» Dataset excerpts
## START
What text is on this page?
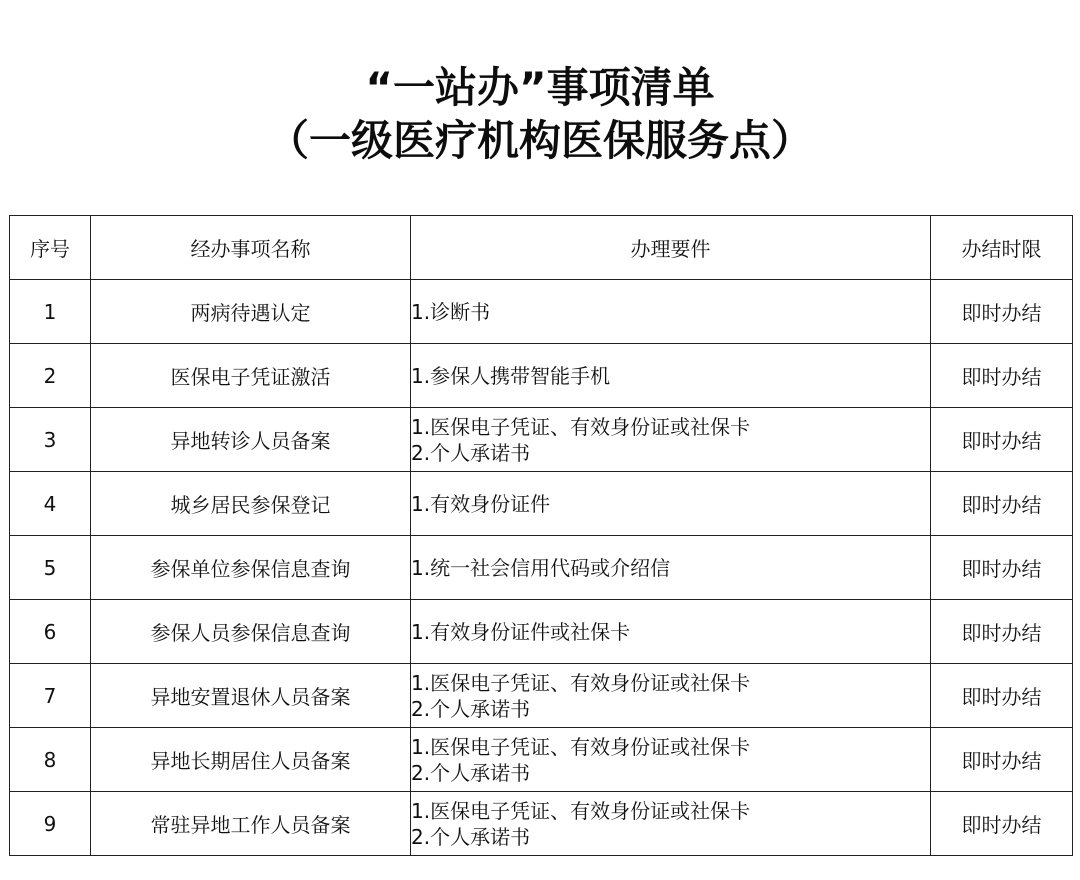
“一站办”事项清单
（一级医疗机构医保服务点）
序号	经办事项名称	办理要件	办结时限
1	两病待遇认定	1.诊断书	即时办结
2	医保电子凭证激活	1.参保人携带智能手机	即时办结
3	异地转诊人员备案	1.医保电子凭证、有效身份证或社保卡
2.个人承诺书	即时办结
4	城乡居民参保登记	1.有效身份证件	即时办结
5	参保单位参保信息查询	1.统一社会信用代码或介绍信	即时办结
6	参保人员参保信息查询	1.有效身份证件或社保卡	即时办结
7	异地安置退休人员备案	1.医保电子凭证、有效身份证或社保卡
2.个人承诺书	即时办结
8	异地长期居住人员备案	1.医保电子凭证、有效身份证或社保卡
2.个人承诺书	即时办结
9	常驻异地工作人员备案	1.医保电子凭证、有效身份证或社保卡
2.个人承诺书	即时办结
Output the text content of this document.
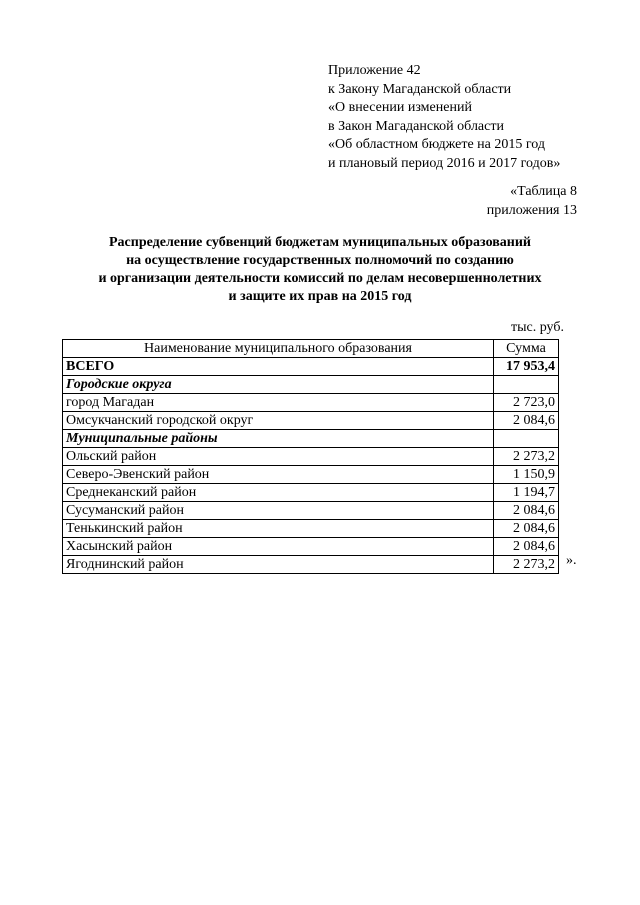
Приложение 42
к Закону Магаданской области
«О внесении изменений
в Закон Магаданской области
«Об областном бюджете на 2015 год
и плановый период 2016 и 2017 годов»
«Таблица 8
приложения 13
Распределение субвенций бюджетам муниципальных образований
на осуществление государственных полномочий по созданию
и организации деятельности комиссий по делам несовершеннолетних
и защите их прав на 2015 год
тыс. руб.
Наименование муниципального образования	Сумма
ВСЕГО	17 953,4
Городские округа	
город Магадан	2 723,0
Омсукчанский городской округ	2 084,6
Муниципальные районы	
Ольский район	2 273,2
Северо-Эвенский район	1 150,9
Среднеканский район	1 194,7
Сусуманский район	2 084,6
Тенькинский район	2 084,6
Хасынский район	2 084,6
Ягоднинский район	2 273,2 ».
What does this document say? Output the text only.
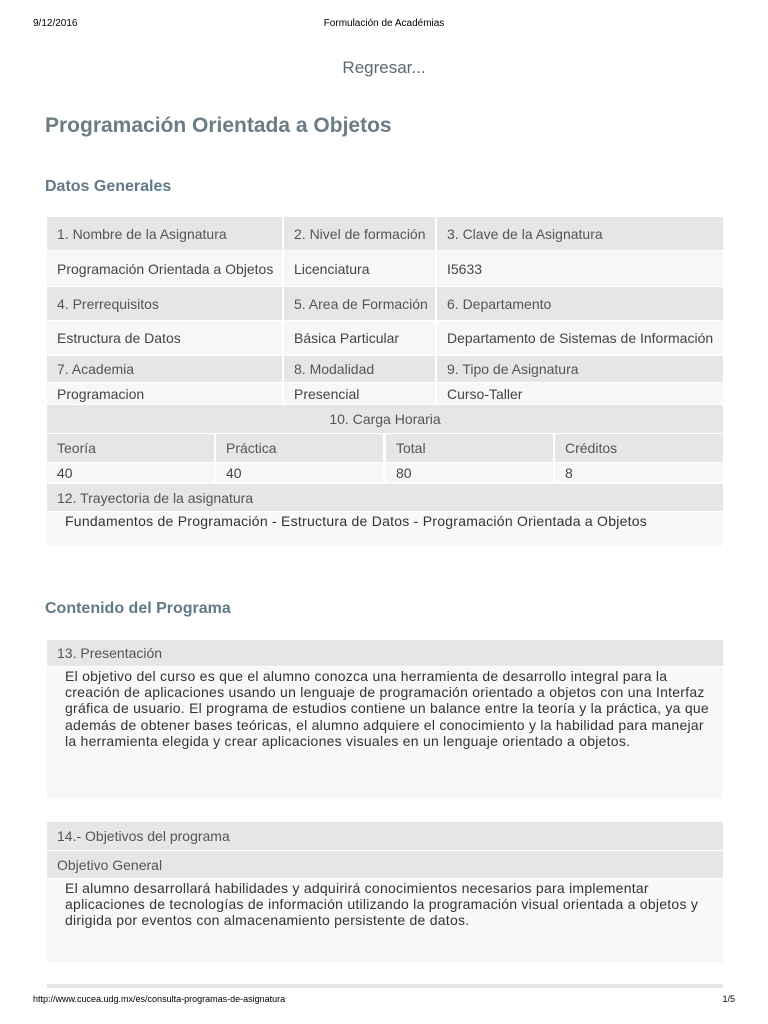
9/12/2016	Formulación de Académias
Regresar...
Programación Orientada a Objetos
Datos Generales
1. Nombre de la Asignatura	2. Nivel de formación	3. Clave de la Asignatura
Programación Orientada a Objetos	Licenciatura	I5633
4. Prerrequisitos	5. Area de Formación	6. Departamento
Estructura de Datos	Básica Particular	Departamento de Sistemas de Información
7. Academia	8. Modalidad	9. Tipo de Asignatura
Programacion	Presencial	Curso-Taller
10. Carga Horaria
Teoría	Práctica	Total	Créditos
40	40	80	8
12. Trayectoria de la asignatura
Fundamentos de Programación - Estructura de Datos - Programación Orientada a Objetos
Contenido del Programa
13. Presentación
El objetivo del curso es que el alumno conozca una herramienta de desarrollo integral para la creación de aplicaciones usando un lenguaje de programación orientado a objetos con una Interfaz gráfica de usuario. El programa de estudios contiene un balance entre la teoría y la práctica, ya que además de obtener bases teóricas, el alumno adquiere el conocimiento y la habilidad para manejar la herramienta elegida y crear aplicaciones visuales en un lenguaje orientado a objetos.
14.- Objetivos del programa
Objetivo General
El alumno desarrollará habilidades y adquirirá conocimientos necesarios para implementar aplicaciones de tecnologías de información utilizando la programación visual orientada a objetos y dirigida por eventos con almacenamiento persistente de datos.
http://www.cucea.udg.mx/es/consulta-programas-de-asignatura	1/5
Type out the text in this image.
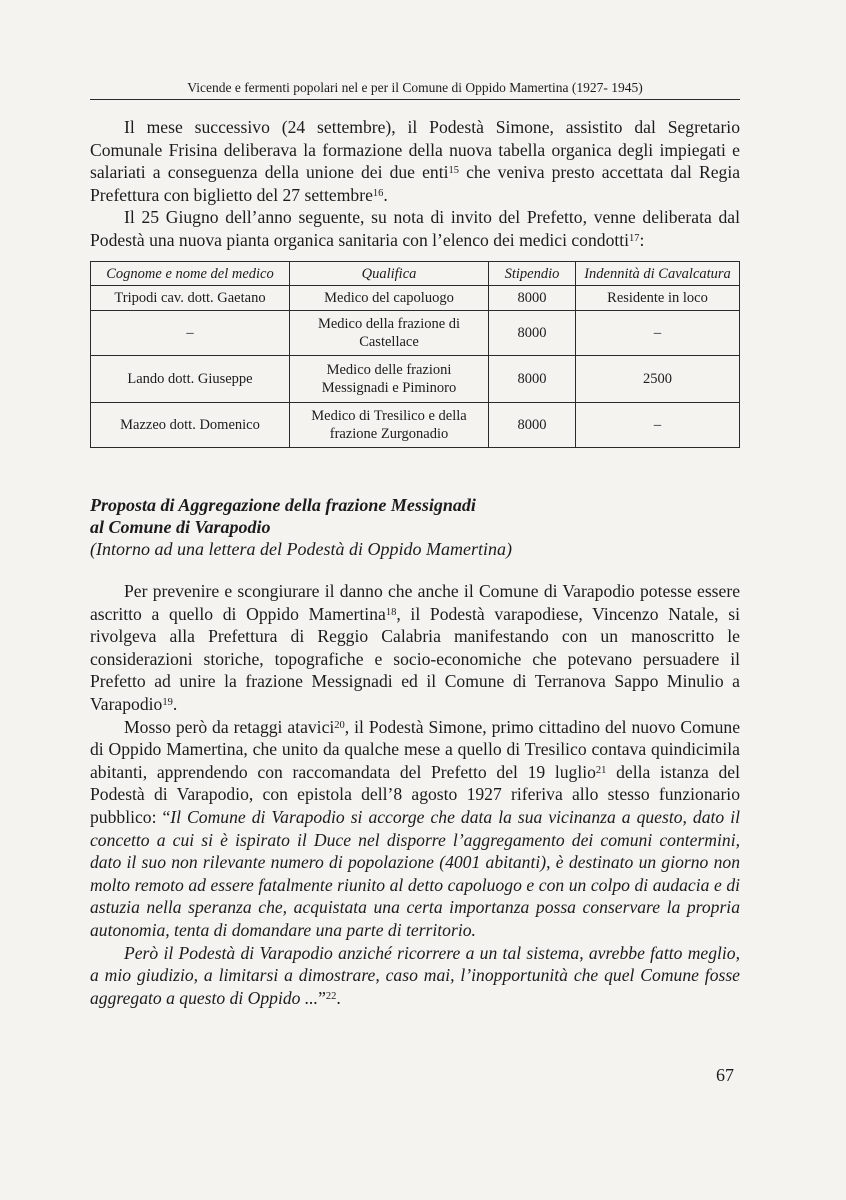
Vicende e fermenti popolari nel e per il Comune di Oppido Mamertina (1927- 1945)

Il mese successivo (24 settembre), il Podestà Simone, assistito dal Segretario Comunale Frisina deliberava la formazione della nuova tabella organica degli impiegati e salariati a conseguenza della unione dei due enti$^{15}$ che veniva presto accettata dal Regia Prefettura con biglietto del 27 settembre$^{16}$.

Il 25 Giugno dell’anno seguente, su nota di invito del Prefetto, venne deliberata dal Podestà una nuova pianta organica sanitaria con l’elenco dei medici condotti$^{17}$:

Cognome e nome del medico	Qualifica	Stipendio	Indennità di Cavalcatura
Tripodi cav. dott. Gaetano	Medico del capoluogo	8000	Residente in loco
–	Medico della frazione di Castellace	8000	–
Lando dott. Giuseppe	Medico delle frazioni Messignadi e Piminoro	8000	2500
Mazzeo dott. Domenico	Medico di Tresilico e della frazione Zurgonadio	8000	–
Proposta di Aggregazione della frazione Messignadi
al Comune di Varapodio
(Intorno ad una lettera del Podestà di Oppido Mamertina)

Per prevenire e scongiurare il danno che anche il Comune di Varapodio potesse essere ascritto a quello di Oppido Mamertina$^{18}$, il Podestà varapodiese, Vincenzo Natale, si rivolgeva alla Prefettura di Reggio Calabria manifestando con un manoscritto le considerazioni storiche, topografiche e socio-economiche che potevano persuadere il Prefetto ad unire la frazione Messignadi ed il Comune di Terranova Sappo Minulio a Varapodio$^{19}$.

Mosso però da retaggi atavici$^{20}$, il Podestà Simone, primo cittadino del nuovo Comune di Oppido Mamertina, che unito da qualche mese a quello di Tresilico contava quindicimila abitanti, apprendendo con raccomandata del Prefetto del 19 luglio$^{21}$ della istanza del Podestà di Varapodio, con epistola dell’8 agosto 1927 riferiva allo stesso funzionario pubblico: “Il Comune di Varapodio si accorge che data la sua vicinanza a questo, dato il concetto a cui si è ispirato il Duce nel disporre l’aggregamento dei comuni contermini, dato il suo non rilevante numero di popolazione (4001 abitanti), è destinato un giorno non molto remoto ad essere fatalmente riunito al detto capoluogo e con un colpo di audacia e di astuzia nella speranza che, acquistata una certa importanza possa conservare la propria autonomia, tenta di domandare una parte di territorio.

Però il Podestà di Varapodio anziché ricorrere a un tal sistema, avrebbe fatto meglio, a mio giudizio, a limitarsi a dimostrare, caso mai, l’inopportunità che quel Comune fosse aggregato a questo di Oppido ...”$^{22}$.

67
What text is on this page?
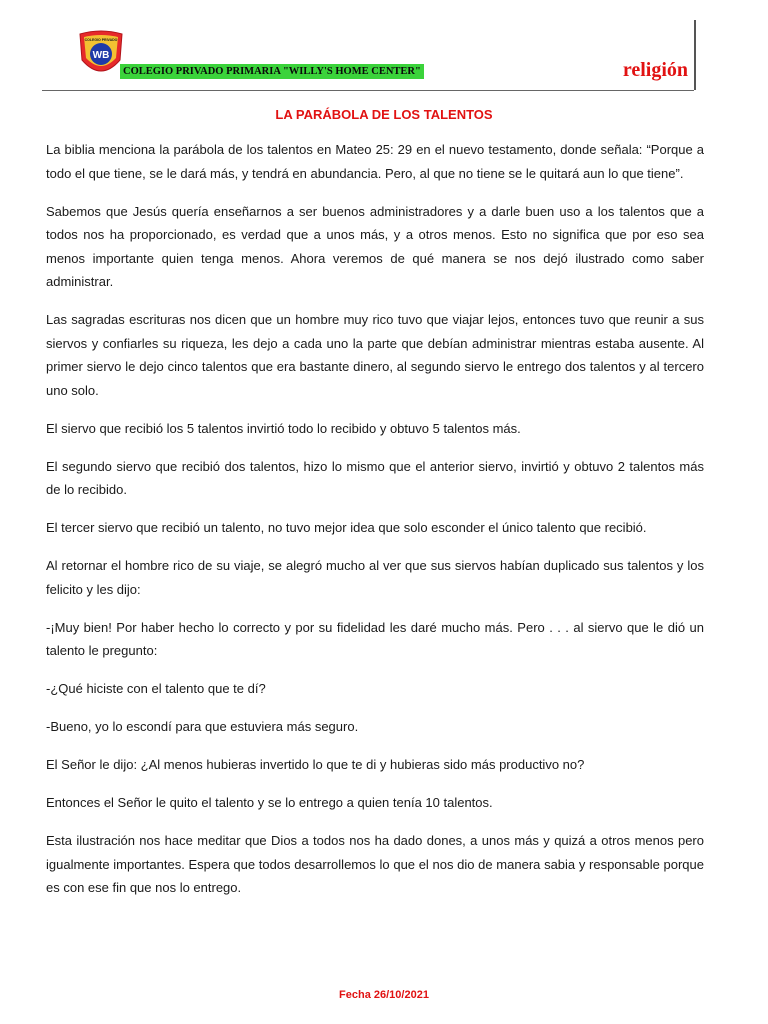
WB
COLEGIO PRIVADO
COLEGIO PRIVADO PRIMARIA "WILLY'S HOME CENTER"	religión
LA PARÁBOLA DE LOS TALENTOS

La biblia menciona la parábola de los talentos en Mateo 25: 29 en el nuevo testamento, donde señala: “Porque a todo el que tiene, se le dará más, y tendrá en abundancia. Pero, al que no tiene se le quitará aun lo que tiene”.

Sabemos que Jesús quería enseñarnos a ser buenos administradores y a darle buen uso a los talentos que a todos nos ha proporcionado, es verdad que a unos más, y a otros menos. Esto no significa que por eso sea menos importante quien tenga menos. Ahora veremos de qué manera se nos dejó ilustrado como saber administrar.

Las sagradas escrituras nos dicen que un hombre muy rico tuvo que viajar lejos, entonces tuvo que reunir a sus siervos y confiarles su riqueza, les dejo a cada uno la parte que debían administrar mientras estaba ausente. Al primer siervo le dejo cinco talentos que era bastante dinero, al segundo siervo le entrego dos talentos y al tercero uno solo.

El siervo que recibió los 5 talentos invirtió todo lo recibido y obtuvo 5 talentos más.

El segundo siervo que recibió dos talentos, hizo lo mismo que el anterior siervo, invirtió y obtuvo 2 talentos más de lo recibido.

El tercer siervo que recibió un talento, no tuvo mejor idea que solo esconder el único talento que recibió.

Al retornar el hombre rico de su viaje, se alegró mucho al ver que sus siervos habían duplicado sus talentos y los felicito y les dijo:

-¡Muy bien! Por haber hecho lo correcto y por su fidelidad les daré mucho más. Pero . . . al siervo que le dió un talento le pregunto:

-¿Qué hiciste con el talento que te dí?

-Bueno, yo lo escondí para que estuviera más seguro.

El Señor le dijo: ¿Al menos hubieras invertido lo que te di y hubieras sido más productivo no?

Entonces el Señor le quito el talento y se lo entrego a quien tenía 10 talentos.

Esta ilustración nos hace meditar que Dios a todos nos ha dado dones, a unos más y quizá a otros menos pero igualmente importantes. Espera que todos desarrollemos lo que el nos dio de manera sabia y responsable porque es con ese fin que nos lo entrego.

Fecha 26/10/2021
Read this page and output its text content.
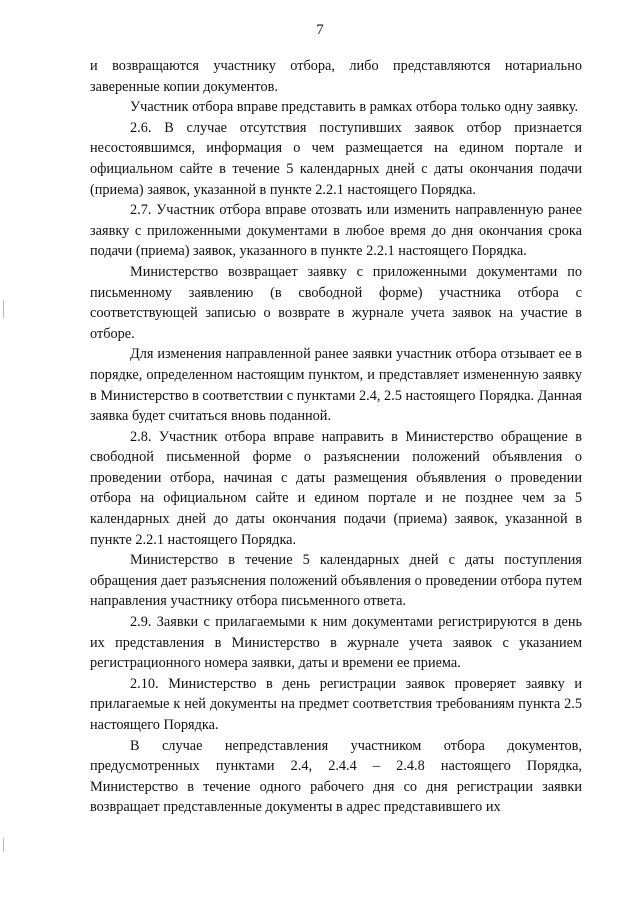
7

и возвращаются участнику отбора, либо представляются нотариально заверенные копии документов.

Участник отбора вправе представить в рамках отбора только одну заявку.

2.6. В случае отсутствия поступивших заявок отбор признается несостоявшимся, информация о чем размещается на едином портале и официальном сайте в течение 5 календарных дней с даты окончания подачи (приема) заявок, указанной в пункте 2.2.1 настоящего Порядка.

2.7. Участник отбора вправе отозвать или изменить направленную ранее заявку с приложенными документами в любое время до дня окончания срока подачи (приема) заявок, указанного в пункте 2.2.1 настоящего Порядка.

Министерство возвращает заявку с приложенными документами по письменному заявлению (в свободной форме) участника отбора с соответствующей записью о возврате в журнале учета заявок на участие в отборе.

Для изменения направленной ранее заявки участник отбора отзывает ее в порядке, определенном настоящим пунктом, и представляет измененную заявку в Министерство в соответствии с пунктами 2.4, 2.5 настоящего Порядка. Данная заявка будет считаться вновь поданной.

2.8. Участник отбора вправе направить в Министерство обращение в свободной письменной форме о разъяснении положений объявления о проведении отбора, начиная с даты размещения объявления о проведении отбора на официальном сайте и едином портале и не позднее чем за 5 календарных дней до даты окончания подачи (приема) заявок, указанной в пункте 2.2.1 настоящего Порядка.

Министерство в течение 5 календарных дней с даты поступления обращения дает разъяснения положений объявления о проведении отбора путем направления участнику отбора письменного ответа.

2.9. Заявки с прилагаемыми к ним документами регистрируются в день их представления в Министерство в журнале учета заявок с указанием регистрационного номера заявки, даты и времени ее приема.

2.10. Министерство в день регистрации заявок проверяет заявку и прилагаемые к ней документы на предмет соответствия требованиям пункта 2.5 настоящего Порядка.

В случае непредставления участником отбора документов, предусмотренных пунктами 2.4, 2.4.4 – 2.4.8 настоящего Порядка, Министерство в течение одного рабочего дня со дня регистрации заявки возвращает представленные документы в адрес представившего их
## END
» Problem description
From the entries above, return each line with the word "календарных" in it.

» Answer to this task
2.6. В случае отсутствия поступивших заявок отбор признается несостоявшимся, информация о чем размещается на едином портале и официальном сайте в течение 5 календарных дней с даты окончания подачи (приема) заявок, указанной в пункте 2.2.1 настоящего Порядка.
2.8. Участник отбора вправе направить в Министерство обращение в свободной письменной форме о разъяснении положений объявления о проведении отбора, начиная с даты размещения объявления о проведении отбора на официальном сайте и едином портале и не позднее чем за 5 календарных дней до даты окончания подачи (приема) заявок, указанной в пункте 2.2.1 настоящего Порядка.
Министерство в течение 5 календарных дней с даты поступления обращения дает разъяснения положений объявления о проведении отбора путем направления участнику отбора письменного ответа.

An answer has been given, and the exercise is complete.